Source records:
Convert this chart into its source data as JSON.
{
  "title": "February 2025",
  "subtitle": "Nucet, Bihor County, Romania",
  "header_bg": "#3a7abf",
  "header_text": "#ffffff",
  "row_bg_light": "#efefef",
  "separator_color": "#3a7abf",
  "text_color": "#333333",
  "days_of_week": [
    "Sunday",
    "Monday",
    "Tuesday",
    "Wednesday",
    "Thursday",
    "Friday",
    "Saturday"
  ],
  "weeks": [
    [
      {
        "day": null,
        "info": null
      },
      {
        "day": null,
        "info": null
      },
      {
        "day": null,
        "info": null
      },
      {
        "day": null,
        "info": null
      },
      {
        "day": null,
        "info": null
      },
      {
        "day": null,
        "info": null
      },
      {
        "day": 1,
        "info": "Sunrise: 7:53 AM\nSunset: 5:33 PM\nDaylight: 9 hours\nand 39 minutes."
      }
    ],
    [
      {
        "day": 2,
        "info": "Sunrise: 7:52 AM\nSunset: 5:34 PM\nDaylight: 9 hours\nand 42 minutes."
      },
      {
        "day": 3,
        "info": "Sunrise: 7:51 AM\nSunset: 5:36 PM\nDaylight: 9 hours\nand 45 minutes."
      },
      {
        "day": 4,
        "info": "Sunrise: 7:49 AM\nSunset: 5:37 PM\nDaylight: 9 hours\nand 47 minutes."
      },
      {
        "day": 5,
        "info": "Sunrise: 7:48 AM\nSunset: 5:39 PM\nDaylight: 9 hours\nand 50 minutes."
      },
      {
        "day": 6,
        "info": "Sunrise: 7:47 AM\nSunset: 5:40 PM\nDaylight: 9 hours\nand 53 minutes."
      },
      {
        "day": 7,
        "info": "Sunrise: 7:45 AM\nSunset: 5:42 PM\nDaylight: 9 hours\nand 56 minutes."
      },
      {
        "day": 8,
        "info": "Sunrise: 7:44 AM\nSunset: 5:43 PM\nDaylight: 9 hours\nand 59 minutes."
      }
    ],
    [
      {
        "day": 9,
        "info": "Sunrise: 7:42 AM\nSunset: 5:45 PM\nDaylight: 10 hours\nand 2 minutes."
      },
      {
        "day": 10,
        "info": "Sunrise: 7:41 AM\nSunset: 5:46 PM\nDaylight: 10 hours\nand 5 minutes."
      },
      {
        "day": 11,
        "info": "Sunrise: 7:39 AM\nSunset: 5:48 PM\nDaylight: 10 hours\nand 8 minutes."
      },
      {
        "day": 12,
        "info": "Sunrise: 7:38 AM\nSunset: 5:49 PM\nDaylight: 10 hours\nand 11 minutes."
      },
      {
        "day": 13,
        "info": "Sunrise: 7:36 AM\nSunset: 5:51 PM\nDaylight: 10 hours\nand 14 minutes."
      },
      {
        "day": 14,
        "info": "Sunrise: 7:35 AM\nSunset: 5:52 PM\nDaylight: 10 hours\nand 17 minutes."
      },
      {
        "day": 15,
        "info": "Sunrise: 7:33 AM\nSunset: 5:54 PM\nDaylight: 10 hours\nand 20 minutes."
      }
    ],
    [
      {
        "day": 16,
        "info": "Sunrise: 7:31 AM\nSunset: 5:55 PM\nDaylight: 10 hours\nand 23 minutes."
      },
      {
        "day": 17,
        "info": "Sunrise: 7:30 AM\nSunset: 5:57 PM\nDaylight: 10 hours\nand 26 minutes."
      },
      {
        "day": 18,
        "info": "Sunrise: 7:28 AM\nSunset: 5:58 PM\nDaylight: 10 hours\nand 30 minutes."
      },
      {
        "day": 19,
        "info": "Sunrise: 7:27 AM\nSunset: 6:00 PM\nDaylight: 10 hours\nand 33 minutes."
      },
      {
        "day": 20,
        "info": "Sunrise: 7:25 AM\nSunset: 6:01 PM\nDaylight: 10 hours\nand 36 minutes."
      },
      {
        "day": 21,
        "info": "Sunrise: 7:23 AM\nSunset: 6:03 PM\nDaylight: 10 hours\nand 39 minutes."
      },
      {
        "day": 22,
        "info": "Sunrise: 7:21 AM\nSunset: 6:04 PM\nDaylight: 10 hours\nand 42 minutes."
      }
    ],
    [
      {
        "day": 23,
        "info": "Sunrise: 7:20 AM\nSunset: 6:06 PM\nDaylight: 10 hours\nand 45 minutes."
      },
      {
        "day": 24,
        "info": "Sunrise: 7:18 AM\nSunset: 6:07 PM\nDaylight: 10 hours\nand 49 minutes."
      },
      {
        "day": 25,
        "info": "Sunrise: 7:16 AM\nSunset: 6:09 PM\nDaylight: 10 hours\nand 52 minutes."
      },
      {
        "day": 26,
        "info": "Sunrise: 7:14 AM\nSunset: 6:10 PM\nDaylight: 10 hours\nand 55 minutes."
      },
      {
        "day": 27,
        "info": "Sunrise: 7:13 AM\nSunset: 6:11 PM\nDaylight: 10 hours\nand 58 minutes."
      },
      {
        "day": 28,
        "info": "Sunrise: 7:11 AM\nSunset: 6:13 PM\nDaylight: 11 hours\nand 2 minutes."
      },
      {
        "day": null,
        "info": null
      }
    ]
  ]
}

Short exercise: Return all of the data precisely as it appears.

Reply:
Convert this chart into its source data as JSON.
{
  "title": "February 2025",
  "subtitle": "Nucet, Bihor County, Romania",
  "header_bg": "#3a7abf",
  "header_text": "#ffffff",
  "row_bg_light": "#efefef",
  "separator_color": "#3a7abf",
  "text_color": "#333333",
  "days_of_week": [
    "Sunday",
    "Monday",
    "Tuesday",
    "Wednesday",
    "Thursday",
    "Friday",
    "Saturday"
  ],
  "weeks": [
    [
      {
        "day": null,
        "info": null
      },
      {
        "day": null,
        "info": null
      },
      {
        "day": null,
        "info": null
      },
      {
        "day": null,
        "info": null
      },
      {
        "day": null,
        "info": null
      },
      {
        "day": null,
        "info": null
      },
      {
        "day": 1,
        "info": "Sunrise: 7:53 AM\nSunset: 5:33 PM\nDaylight: 9 hours\nand 39 minutes."
      }
    ],
    [
      {
        "day": 2,
        "info": "Sunrise: 7:52 AM\nSunset: 5:34 PM\nDaylight: 9 hours\nand 42 minutes."
      },
      {
        "day": 3,
        "info": "Sunrise: 7:51 AM\nSunset: 5:36 PM\nDaylight: 9 hours\nand 45 minutes."
      },
      {
        "day": 4,
        "info": "Sunrise: 7:49 AM\nSunset: 5:37 PM\nDaylight: 9 hours\nand 47 minutes."
      },
      {
        "day": 5,
        "info": "Sunrise: 7:48 AM\nSunset: 5:39 PM\nDaylight: 9 hours\nand 50 minutes."
      },
      {
        "day": 6,
        "info": "Sunrise: 7:47 AM\nSunset: 5:40 PM\nDaylight: 9 hours\nand 53 minutes."
      },
      {
        "day": 7,
        "info": "Sunrise: 7:45 AM\nSunset: 5:42 PM\nDaylight: 9 hours\nand 56 minutes."
      },
      {
        "day": 8,
        "info": "Sunrise: 7:44 AM\nSunset: 5:43 PM\nDaylight: 9 hours\nand 59 minutes."
      }
    ],
    [
      {
        "day": 9,
        "info": "Sunrise: 7:42 AM\nSunset: 5:45 PM\nDaylight: 10 hours\nand 2 minutes."
      },
      {
        "day": 10,
        "info": "Sunrise: 7:41 AM\nSunset: 5:46 PM\nDaylight: 10 hours\nand 5 minutes."
      },
      {
        "day": 11,
        "info": "Sunrise: 7:39 AM\nSunset: 5:48 PM\nDaylight: 10 hours\nand 8 minutes."
      },
      {
        "day": 12,
        "info": "Sunrise: 7:38 AM\nSunset: 5:49 PM\nDaylight: 10 hours\nand 11 minutes."
      },
      {
        "day": 13,
        "info": "Sunrise: 7:36 AM\nSunset: 5:51 PM\nDaylight: 10 hours\nand 14 minutes."
      },
      {
        "day": 14,
        "info": "Sunrise: 7:35 AM\nSunset: 5:52 PM\nDaylight: 10 hours\nand 17 minutes."
      },
      {
        "day": 15,
        "info": "Sunrise: 7:33 AM\nSunset: 5:54 PM\nDaylight: 10 hours\nand 20 minutes."
      }
    ],
    [
      {
        "day": 16,
        "info": "Sunrise: 7:31 AM\nSunset: 5:55 PM\nDaylight: 10 hours\nand 23 minutes."
      },
      {
        "day": 17,
        "info": "Sunrise: 7:30 AM\nSunset: 5:57 PM\nDaylight: 10 hours\nand 26 minutes."
      },
      {
        "day": 18,
        "info": "Sunrise: 7:28 AM\nSunset: 5:58 PM\nDaylight: 10 hours\nand 30 minutes."
      },
      {
        "day": 19,
        "info": "Sunrise: 7:27 AM\nSunset: 6:00 PM\nDaylight: 10 hours\nand 33 minutes."
      },
      {
        "day": 20,
        "info": "Sunrise: 7:25 AM\nSunset: 6:01 PM\nDaylight: 10 hours\nand 36 minutes."
      },
      {
        "day": 21,
        "info": "Sunrise: 7:23 AM\nSunset: 6:03 PM\nDaylight: 10 hours\nand 39 minutes."
      },
      {
        "day": 22,
        "info": "Sunrise: 7:21 AM\nSunset: 6:04 PM\nDaylight: 10 hours\nand 42 minutes."
      }
    ],
    [
      {
        "day": 23,
        "info": "Sunrise: 7:20 AM\nSunset: 6:06 PM\nDaylight: 10 hours\nand 45 minutes."
      },
      {
        "day": 24,
        "info": "Sunrise: 7:18 AM\nSunset: 6:07 PM\nDaylight: 10 hours\nand 49 minutes."
      },
      {
        "day": 25,
        "info": "Sunrise: 7:16 AM\nSunset: 6:09 PM\nDaylight: 10 hours\nand 52 minutes."
      },
      {
        "day": 26,
        "info": "Sunrise: 7:14 AM\nSunset: 6:10 PM\nDaylight: 10 hours\nand 55 minutes."
      },
      {
        "day": 27,
        "info": "Sunrise: 7:13 AM\nSunset: 6:11 PM\nDaylight: 10 hours\nand 58 minutes."
      },
      {
        "day": 28,
        "info": "Sunrise: 7:11 AM\nSunset: 6:13 PM\nDaylight: 11 hours\nand 2 minutes."
      },
      {
        "day": null,
        "info": null
      }
    ]
  ]
}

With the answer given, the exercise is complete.